> **Objective**
Exactly and only the lines from the one with "What text is on this page?" through the end of the listing are to be transcribed, both ends included.

> **Stored records**

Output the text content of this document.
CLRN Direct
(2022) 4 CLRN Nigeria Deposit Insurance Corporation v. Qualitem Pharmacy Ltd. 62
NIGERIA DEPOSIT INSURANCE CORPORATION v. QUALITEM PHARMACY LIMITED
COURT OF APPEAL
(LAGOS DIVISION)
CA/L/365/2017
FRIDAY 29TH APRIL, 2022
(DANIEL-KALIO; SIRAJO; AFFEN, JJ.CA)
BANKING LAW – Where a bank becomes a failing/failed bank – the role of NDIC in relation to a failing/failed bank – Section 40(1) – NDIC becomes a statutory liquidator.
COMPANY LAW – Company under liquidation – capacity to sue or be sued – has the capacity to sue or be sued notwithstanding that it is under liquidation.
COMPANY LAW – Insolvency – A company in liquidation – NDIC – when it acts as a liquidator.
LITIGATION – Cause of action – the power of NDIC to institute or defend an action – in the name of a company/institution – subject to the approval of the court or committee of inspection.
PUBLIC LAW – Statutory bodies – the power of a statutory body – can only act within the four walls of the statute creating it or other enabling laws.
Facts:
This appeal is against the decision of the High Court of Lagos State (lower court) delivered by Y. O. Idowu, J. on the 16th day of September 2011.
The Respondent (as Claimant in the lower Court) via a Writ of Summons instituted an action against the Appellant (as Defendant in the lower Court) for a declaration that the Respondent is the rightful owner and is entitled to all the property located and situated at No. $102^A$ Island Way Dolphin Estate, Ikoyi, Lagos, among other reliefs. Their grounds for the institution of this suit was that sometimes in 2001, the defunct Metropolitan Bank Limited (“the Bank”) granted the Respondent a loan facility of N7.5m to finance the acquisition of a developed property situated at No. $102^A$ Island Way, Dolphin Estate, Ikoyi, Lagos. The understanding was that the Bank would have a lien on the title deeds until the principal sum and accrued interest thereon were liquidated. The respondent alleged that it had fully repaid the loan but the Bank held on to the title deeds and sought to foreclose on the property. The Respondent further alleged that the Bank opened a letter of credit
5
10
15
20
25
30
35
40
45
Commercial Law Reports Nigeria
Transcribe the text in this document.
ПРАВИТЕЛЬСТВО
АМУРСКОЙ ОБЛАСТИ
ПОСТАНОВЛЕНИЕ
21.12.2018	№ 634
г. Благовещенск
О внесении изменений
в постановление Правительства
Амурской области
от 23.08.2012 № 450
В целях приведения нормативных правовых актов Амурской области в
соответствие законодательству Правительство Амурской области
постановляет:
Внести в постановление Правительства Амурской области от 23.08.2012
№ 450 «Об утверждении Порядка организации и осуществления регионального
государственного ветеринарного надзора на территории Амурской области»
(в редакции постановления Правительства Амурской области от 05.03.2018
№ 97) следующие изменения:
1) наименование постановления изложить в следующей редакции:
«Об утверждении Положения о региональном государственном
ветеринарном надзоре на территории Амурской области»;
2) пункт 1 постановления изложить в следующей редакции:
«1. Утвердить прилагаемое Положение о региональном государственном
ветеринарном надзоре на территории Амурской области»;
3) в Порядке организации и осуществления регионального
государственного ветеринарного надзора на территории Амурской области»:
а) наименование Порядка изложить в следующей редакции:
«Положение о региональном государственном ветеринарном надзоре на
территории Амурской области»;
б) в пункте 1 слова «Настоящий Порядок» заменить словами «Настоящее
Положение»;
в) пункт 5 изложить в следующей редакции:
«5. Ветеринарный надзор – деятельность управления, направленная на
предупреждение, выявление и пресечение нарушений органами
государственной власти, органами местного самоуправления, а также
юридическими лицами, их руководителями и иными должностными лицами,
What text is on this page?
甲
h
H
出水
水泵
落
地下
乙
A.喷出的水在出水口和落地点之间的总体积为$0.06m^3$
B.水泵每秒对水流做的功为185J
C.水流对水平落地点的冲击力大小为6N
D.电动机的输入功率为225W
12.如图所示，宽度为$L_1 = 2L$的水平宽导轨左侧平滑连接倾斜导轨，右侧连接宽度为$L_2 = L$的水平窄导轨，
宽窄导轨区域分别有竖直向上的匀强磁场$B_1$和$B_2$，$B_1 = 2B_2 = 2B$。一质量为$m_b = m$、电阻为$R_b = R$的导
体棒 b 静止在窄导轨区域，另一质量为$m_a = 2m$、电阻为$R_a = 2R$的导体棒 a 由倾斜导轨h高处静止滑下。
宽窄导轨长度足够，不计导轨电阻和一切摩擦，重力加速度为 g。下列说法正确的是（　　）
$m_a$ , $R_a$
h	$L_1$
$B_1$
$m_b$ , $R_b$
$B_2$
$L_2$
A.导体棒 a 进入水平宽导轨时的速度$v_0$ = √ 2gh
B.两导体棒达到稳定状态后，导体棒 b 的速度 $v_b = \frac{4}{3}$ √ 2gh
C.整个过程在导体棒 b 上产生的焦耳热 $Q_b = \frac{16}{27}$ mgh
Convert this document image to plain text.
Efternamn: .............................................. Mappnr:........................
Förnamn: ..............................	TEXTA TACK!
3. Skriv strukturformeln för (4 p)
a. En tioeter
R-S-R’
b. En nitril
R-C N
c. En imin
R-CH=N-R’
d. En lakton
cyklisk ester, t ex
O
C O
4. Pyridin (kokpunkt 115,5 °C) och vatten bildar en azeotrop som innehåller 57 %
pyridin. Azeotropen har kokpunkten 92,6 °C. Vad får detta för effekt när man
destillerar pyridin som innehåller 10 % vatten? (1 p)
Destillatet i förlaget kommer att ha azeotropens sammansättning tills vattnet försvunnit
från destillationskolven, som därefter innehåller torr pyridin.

> **Answer in full**
What text is on this page?
甲
h
H
出水
水泵
落
地下
乙
A.喷出的水在出水口和落地点之间的总体积为$0.06m^3$
B.水泵每秒对水流做的功为185J
C.水流对水平落地点的冲击力大小为6N
D.电动机的输入功率为225W
12.如图所示，宽度为$L_1 = 2L$的水平宽导轨左侧平滑连接倾斜导轨，右侧连接宽度为$L_2 = L$的水平窄导轨，
宽窄导轨区域分别有竖直向上的匀强磁场$B_1$和$B_2$，$B_1 = 2B_2 = 2B$。一质量为$m_b = m$、电阻为$R_b = R$的导
体棒 b 静止在窄导轨区域，另一质量为$m_a = 2m$、电阻为$R_a = 2R$的导体棒 a 由倾斜导轨h高处静止滑下。
宽窄导轨长度足够，不计导轨电阻和一切摩擦，重力加速度为 g。下列说法正确的是（　　）
$m_a$ , $R_a$
h	$L_1$
$B_1$
$m_b$ , $R_b$
$B_2$
$L_2$
A.导体棒 a 进入水平宽导轨时的速度$v_0$ = √ 2gh
B.两导体棒达到稳定状态后，导体棒 b 的速度 $v_b = \frac{4}{3}$ √ 2gh
C.整个过程在导体棒 b 上产生的焦耳热 $Q_b = \frac{16}{27}$ mgh
Convert this document image to plain text.
Efternamn: .............................................. Mappnr:........................
Förnamn: ..............................	TEXTA TACK!
3. Skriv strukturformeln för (4 p)
a. En tioeter
R-S-R’
b. En nitril
R-C N
c. En imin
R-CH=N-R’
d. En lakton
cyklisk ester, t ex
O
C O
4. Pyridin (kokpunkt 115,5 °C) och vatten bildar en azeotrop som innehåller 57 %
pyridin. Azeotropen har kokpunkten 92,6 °C. Vad får detta för effekt när man
destillerar pyridin som innehåller 10 % vatten? (1 p)
Destillatet i förlaget kommer att ha azeotropens sammansättning tills vattnet försvunnit
från destillationskolven, som därefter innehåller torr pyridin.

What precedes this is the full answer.